::: Information supplied
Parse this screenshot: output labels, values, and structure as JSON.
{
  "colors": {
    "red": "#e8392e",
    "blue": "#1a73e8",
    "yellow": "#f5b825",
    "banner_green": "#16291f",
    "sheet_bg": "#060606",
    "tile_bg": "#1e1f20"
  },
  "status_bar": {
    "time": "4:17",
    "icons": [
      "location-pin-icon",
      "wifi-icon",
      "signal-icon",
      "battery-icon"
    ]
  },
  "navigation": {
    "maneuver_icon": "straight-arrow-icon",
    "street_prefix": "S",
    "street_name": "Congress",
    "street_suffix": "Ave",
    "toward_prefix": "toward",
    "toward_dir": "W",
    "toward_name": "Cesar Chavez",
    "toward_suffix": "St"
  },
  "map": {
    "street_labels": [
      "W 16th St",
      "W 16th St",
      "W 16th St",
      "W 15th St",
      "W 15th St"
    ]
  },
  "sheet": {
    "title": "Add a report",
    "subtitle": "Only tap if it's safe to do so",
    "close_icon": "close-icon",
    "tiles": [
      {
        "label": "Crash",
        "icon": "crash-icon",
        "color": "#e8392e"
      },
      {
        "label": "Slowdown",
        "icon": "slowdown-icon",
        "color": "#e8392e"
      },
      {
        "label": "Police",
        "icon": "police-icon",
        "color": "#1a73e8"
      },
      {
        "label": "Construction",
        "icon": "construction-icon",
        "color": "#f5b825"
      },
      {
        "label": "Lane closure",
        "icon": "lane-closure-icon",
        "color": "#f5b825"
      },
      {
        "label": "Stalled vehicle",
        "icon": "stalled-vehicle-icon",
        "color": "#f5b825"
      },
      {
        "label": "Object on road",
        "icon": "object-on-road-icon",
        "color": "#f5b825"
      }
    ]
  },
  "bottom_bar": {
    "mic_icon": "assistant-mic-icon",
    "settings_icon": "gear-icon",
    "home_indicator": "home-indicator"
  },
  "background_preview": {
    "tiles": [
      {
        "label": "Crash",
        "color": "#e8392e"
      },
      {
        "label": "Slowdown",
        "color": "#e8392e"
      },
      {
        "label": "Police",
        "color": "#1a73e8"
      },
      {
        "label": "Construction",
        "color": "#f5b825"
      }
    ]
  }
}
::::::
Problem: Search the records above for "road". Copy each line where it is found.

Result of this task:
        "label": "Object on road",
        "icon": "object-on-road-icon",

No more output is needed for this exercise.